• **Information given**:
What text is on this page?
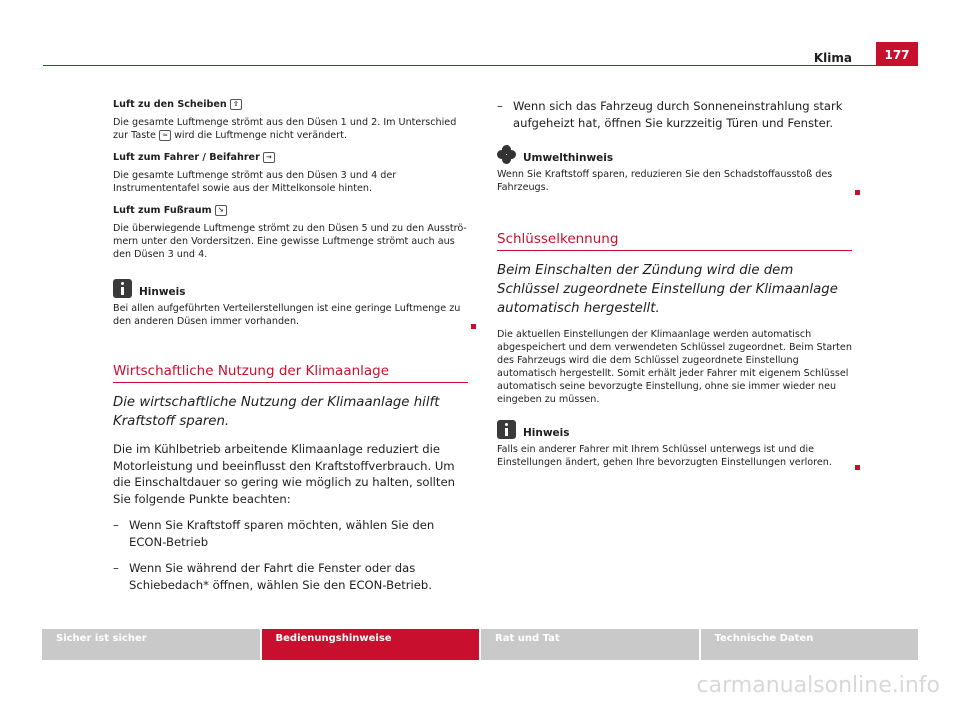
Klima	177

Luft zu den Scheiben ⇧

Die gesamte Luftmenge strömt aus den Düsen 1 und 2. Im Unterschied zur Taste ≈ wird die Luftmenge nicht verändert.

Luft zum Fahrer / Beifahrer →

Die gesamte Luftmenge strömt aus den Düsen 3 und 4 der Instrumententafel sowie aus der Mittelkonsole hinten.

Luft zum Fußraum ↘

Die überwiegende Luftmenge strömt zu den Düsen 5 und zu den Ausströmern unter den Vordersitzen. Eine gewisse Luftmenge strömt auch aus den Düsen 3 und 4.

Hinweis

Bei allen aufgeführten Verteilerstellungen ist eine geringe Luftmenge zu den anderen Düsen immer vorhanden.

Wirtschaftliche Nutzung der Klimaanlage

Die wirtschaftliche Nutzung der Klimaanlage hilft Kraftstoff sparen.

Die im Kühlbetrieb arbeitende Klimaanlage reduziert die Motorleistung und beeinflusst den Kraftstoffverbrauch. Um die Einschaltdauer so gering wie möglich zu halten, sollten Sie folgende Punkte beachten:

– Wenn Sie Kraftstoff sparen möchten, wählen Sie den ECON-Betrieb
– Wenn Sie während der Fahrt die Fenster oder das Schiebedach* öffnen, wählen Sie den ECON-Betrieb.
– Wenn sich das Fahrzeug durch Sonneneinstrahlung stark aufgeheizt hat, öffnen Sie kurzzeitig Türen und Fenster.
Umwelthinweis

Wenn Sie Kraftstoff sparen, reduzieren Sie den Schadstoffausstoß des Fahrzeugs.

Schlüsselkennung

Beim Einschalten der Zündung wird die dem Schlüssel zugeordnete Einstellung der Klimaanlage automatisch hergestellt.

Die aktuellen Einstellungen der Klimaanlage werden automatisch abgespeichert und dem verwendeten Schlüssel zugeordnet. Beim Starten des Fahrzeugs wird die dem Schlüssel zugeordnete Einstellung automatisch hergestellt. Somit erhält jeder Fahrer mit eigenem Schlüssel automatisch seine bevorzugte Einstellung, ohne sie immer wieder neu eingeben zu müssen.

Hinweis

Falls ein anderer Fahrer mit Ihrem Schlüssel unterwegs ist und die Einstellungen ändert, gehen Ihre bevorzugten Einstellungen verloren.

Sicher ist sicher	Bedienungshinweise	Rat und Tat	Technische Daten
carmanualsonline.info
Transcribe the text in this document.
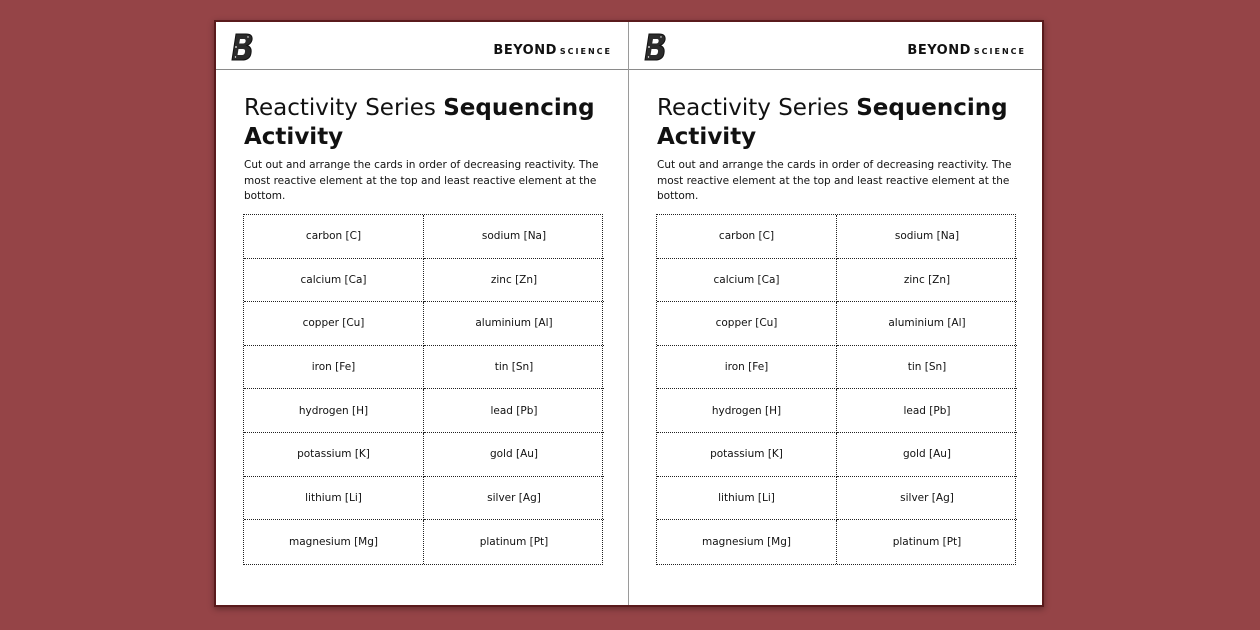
BEYOND SCIENCE
Reactivity Series Sequencing Activity

Cut out and arrange the cards in order of decreasing reactivity. The most reactive element at the top and least reactive element at the bottom.

carbon [C]	sodium [Na]
calcium [Ca]	zinc [Zn]
copper [Cu]	aluminium [Al]
iron [Fe]	tin [Sn]
hydrogen [H]	lead [Pb]
potassium [K]	gold [Au]
lithium [Li]	silver [Ag]
magnesium [Mg]	platinum [Pt]
BEYOND SCIENCE
Reactivity Series Sequencing Activity

Cut out and arrange the cards in order of decreasing reactivity. The most reactive element at the top and least reactive element at the bottom.

carbon [C]	sodium [Na]
calcium [Ca]	zinc [Zn]
copper [Cu]	aluminium [Al]
iron [Fe]	tin [Sn]
hydrogen [H]	lead [Pb]
potassium [K]	gold [Au]
lithium [Li]	silver [Ag]
magnesium [Mg]	platinum [Pt]
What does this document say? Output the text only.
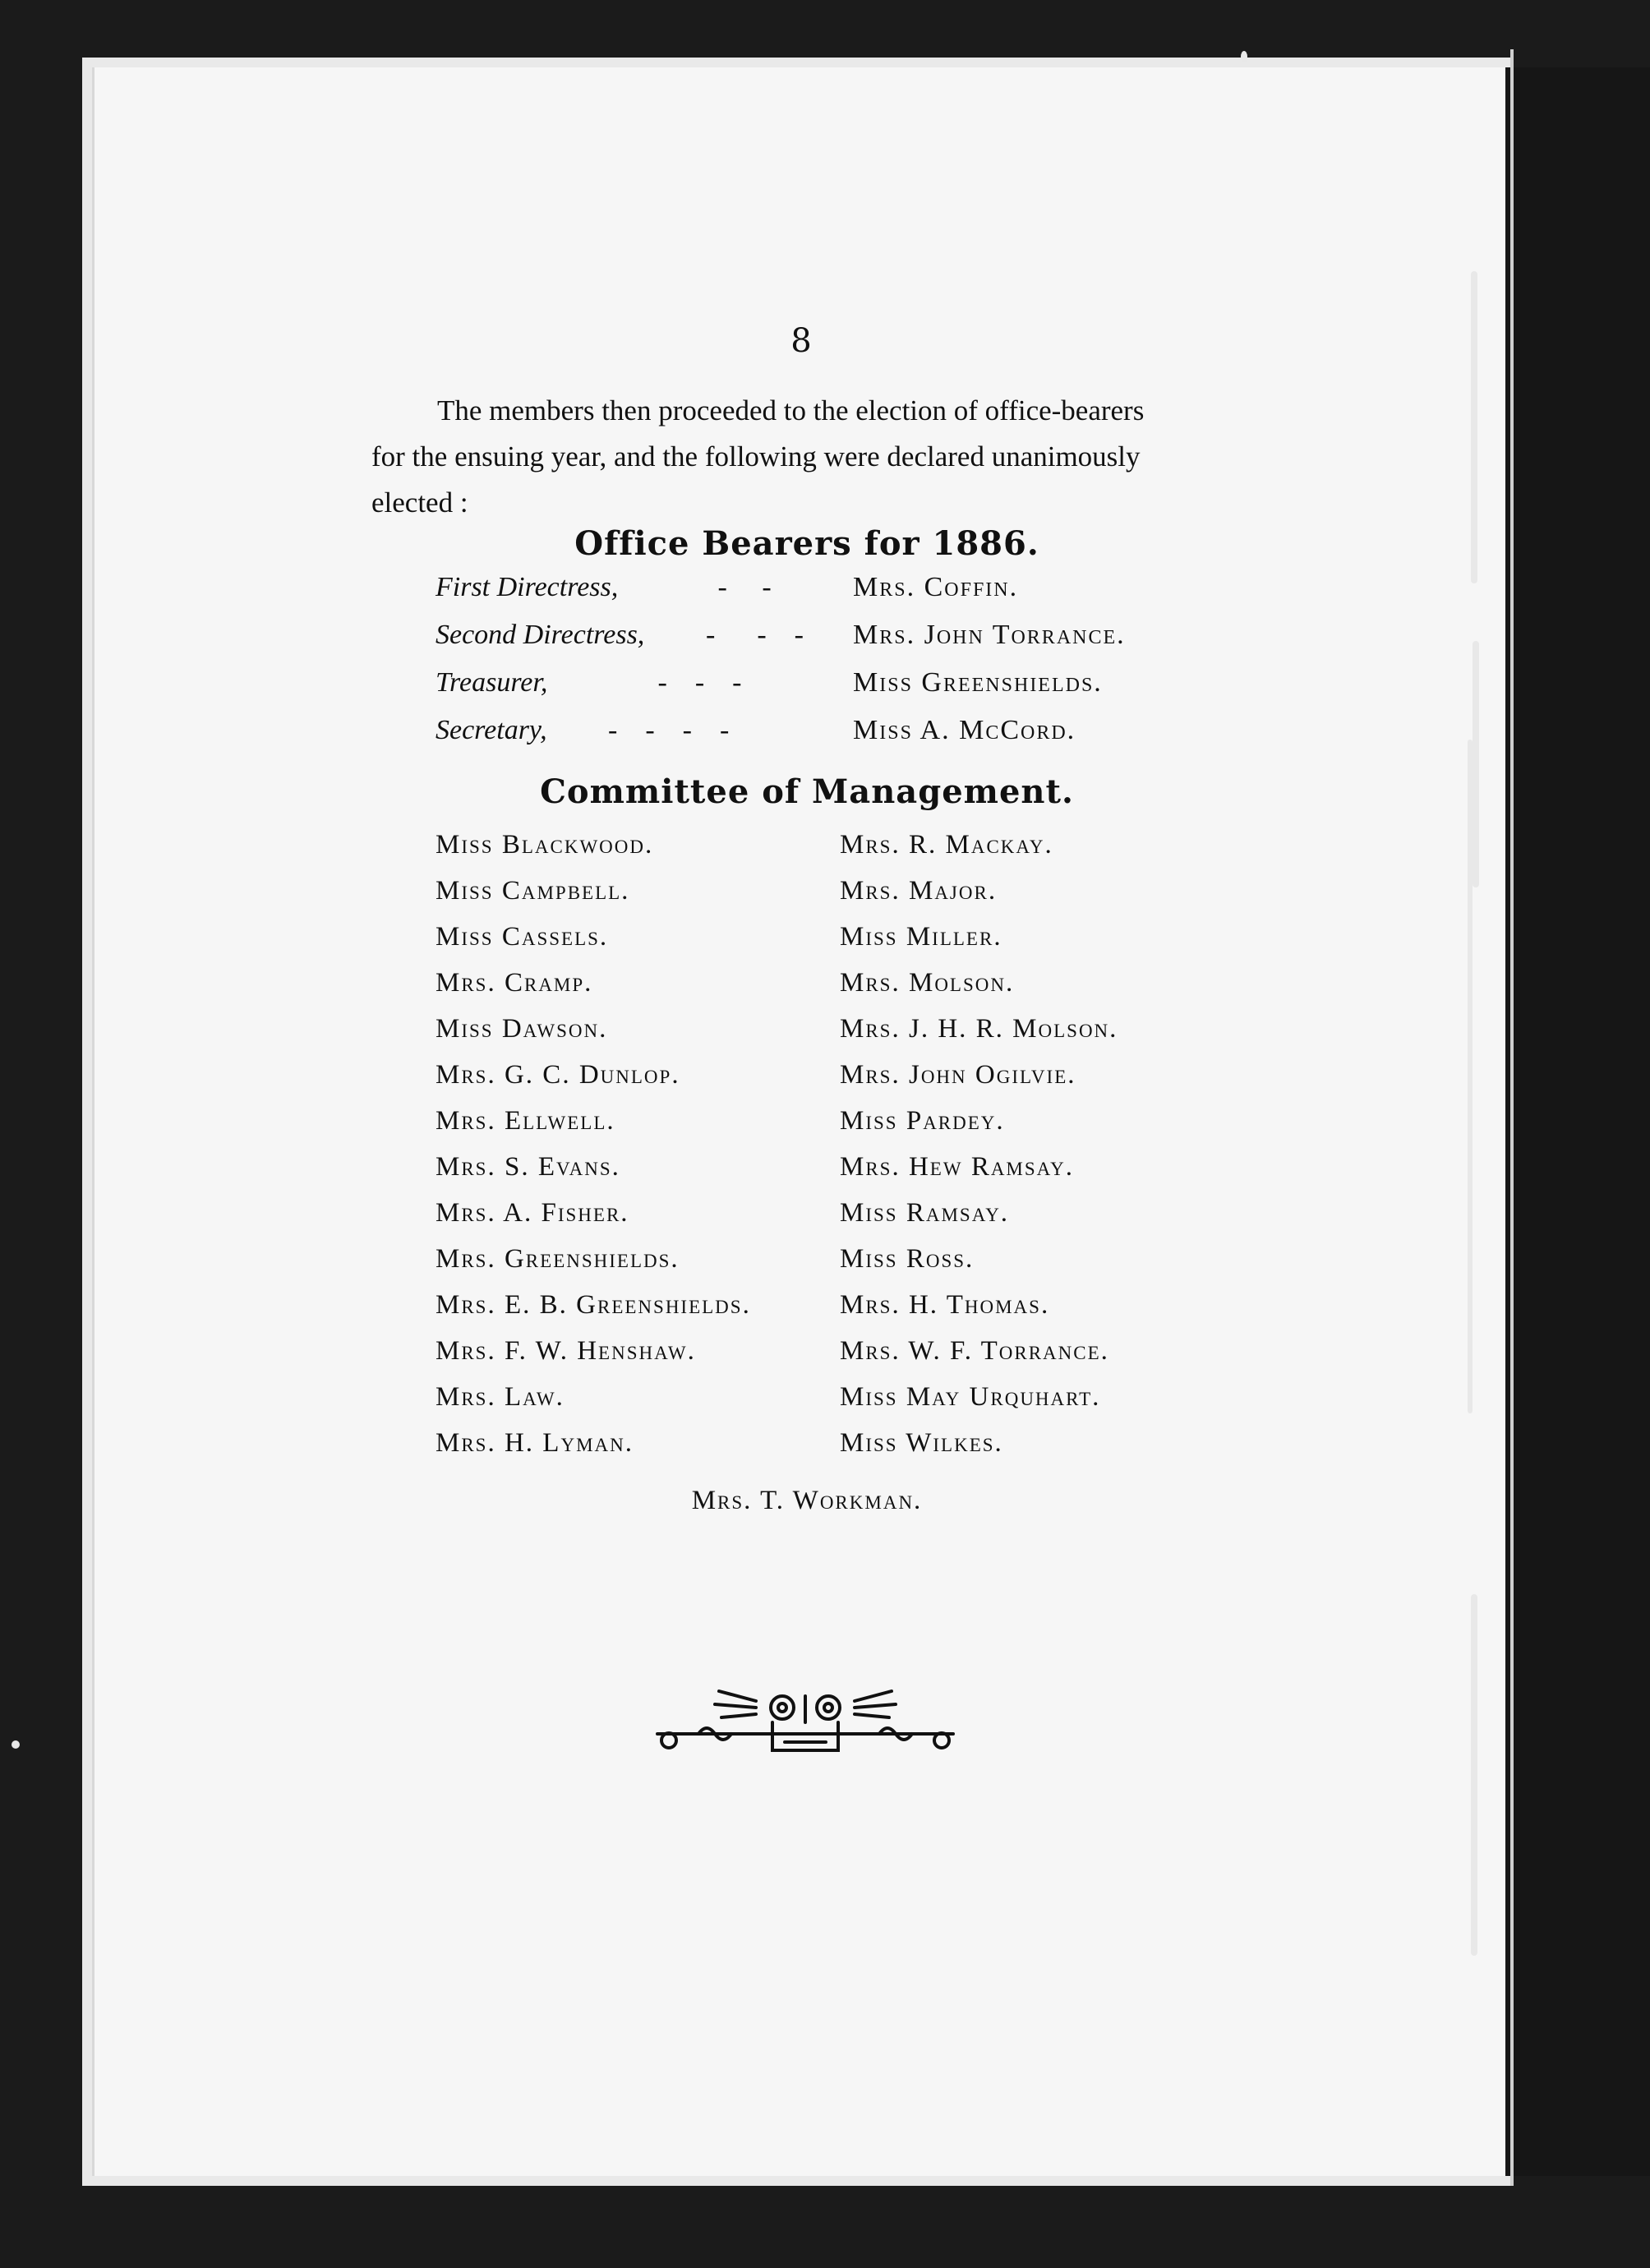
8
The members then proceeded to the election of office-bearers
for the ensuing year, and the following were declared unanimously
elected :
Office Bearers for 1886.
First Directress,	-     -	Mrs. Coffin.
Second Directress, -      -    -	Mrs. John Torrance.
Treasurer,	-    -    -	Miss Greenshields.
Secretary, -    -    -    -	Miss A. McCord.
Committee of Management.
Miss Blackwood.	Mrs. R. Mackay.
Miss Campbell.	Mrs. Major.
Miss Cassels.	Miss Miller.
Mrs. Cramp.	Mrs. Molson.
Miss Dawson.	Mrs. J. H. R. Molson.
Mrs. G. C. Dunlop.	Mrs. John Ogilvie.
Mrs. Ellwell.	Miss Pardey.
Mrs. S. Evans.	Mrs. Hew Ramsay.
Mrs. A. Fisher.	Miss Ramsay.
Mrs. Greenshields.	Miss Ross.
Mrs. E. B. Greenshields.	Mrs. H. Thomas.
Mrs. F. W. Henshaw.	Mrs. W. F. Torrance.
Mrs. Law.	Miss May Urquhart.
Mrs. H. Lyman.	Miss Wilkes.
Mrs. T. Workman.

• **Stated problem**:
Restate the whole listing above exactly, except for its images.

• **Exercise answer**:
What text is on this page?
Klima	177

Luft zu den Scheiben ⇧

Die gesamte Luftmenge strömt aus den Düsen 1 und 2. Im Unterschied zur Taste ≈ wird die Luftmenge nicht verändert.

Luft zum Fahrer / Beifahrer →

Die gesamte Luftmenge strömt aus den Düsen 3 und 4 der Instrumententafel sowie aus der Mittelkonsole hinten.

Luft zum Fußraum ↘

Die überwiegende Luftmenge strömt zu den Düsen 5 und zu den Ausströmern unter den Vordersitzen. Eine gewisse Luftmenge strömt auch aus den Düsen 3 und 4.

Hinweis

Bei allen aufgeführten Verteilerstellungen ist eine geringe Luftmenge zu den anderen Düsen immer vorhanden.

Wirtschaftliche Nutzung der Klimaanlage

Die wirtschaftliche Nutzung der Klimaanlage hilft Kraftstoff sparen.

Die im Kühlbetrieb arbeitende Klimaanlage reduziert die Motorleistung und beeinflusst den Kraftstoffverbrauch. Um die Einschaltdauer so gering wie möglich zu halten, sollten Sie folgende Punkte beachten:

– Wenn Sie Kraftstoff sparen möchten, wählen Sie den ECON-Betrieb
– Wenn Sie während der Fahrt die Fenster oder das Schiebedach* öffnen, wählen Sie den ECON-Betrieb.
– Wenn sich das Fahrzeug durch Sonneneinstrahlung stark aufgeheizt hat, öffnen Sie kurzzeitig Türen und Fenster.
Umwelthinweis

Wenn Sie Kraftstoff sparen, reduzieren Sie den Schadstoffausstoß des Fahrzeugs.

Schlüsselkennung

Beim Einschalten der Zündung wird die dem Schlüssel zugeordnete Einstellung der Klimaanlage automatisch hergestellt.

Die aktuellen Einstellungen der Klimaanlage werden automatisch abgespeichert und dem verwendeten Schlüssel zugeordnet. Beim Starten des Fahrzeugs wird die dem Schlüssel zugeordnete Einstellung automatisch hergestellt. Somit erhält jeder Fahrer mit eigenem Schlüssel automatisch seine bevorzugte Einstellung, ohne sie immer wieder neu eingeben zu müssen.

Hinweis

Falls ein anderer Fahrer mit Ihrem Schlüssel unterwegs ist und die Einstellungen ändert, gehen Ihre bevorzugten Einstellungen verloren.

Sicher ist sicher	Bedienungshinweise	Rat und Tat	Technische Daten
carmanualsonline.info
Transcribe the text in this document.
BEYOND SCIENCE
Reactivity Series Sequencing Activity

Cut out and arrange the cards in order of decreasing reactivity. The most reactive element at the top and least reactive element at the bottom.

carbon [C]	sodium [Na]
calcium [Ca]	zinc [Zn]
copper [Cu]	aluminium [Al]
iron [Fe]	tin [Sn]
hydrogen [H]	lead [Pb]
potassium [K]	gold [Au]
lithium [Li]	silver [Ag]
magnesium [Mg]	platinum [Pt]
BEYOND SCIENCE
Reactivity Series Sequencing Activity

Cut out and arrange the cards in order of decreasing reactivity. The most reactive element at the top and least reactive element at the bottom.

carbon [C]	sodium [Na]
calcium [Ca]	zinc [Zn]
copper [Cu]	aluminium [Al]
iron [Fe]	tin [Sn]
hydrogen [H]	lead [Pb]
potassium [K]	gold [Au]
lithium [Li]	silver [Ag]
magnesium [Mg]	platinum [Pt]
What does this document say? Output the text only.
8
The members then proceeded to the election of office-bearers
for the ensuing year, and the following were declared unanimously
elected :
Office Bearers for 1886.
First Directress,	-     -	Mrs. Coffin.
Second Directress, -      -    -	Mrs. John Torrance.
Treasurer,	-    -    -	Miss Greenshields.
Secretary, -    -    -    -	Miss A. McCord.
Committee of Management.
Miss Blackwood.	Mrs. R. Mackay.
Miss Campbell.	Mrs. Major.
Miss Cassels.	Miss Miller.
Mrs. Cramp.	Mrs. Molson.
Miss Dawson.	Mrs. J. H. R. Molson.
Mrs. G. C. Dunlop.	Mrs. John Ogilvie.
Mrs. Ellwell.	Miss Pardey.
Mrs. S. Evans.	Mrs. Hew Ramsay.
Mrs. A. Fisher.	Miss Ramsay.
Mrs. Greenshields.	Miss Ross.
Mrs. E. B. Greenshields.	Mrs. H. Thomas.
Mrs. F. W. Henshaw.	Mrs. W. F. Torrance.
Mrs. Law.	Miss May Urquhart.
Mrs. H. Lyman.	Miss Wilkes.
Mrs. T. Workman.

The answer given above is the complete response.